# [The task]
Reproduce every entry exactly as shown.
##########
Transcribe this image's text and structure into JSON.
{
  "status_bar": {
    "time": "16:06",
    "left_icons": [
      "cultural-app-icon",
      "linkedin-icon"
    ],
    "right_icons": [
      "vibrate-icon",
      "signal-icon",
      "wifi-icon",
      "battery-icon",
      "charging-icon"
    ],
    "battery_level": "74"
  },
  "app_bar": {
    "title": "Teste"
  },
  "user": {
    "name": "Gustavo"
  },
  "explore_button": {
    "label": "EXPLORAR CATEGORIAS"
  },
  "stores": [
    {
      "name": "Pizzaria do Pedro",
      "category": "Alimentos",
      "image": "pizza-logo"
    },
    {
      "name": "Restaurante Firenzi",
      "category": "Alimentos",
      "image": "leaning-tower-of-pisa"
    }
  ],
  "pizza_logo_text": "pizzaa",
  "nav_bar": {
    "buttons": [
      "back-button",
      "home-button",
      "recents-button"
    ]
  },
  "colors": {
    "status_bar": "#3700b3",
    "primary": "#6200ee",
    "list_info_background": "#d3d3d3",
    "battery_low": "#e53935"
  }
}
##########
# [Complete answer]
Transcribe this image's text and structure into JSON.
{
  "status_bar": {
    "time": "16:06",
    "left_icons": [
      "cultural-app-icon",
      "linkedin-icon"
    ],
    "right_icons": [
      "vibrate-icon",
      "signal-icon",
      "wifi-icon",
      "battery-icon",
      "charging-icon"
    ],
    "battery_level": "74"
  },
  "app_bar": {
    "title": "Teste"
  },
  "user": {
    "name": "Gustavo"
  },
  "explore_button": {
    "label": "EXPLORAR CATEGORIAS"
  },
  "stores": [
    {
      "name": "Pizzaria do Pedro",
      "category": "Alimentos",
      "image": "pizza-logo"
    },
    {
      "name": "Restaurante Firenzi",
      "category": "Alimentos",
      "image": "leaning-tower-of-pisa"
    }
  ],
  "pizza_logo_text": "pizzaa",
  "nav_bar": {
    "buttons": [
      "back-button",
      "home-button",
      "recents-button"
    ]
  },
  "colors": {
    "status_bar": "#3700b3",
    "primary": "#6200ee",
    "list_info_background": "#d3d3d3",
    "battery_low": "#e53935"
  }
}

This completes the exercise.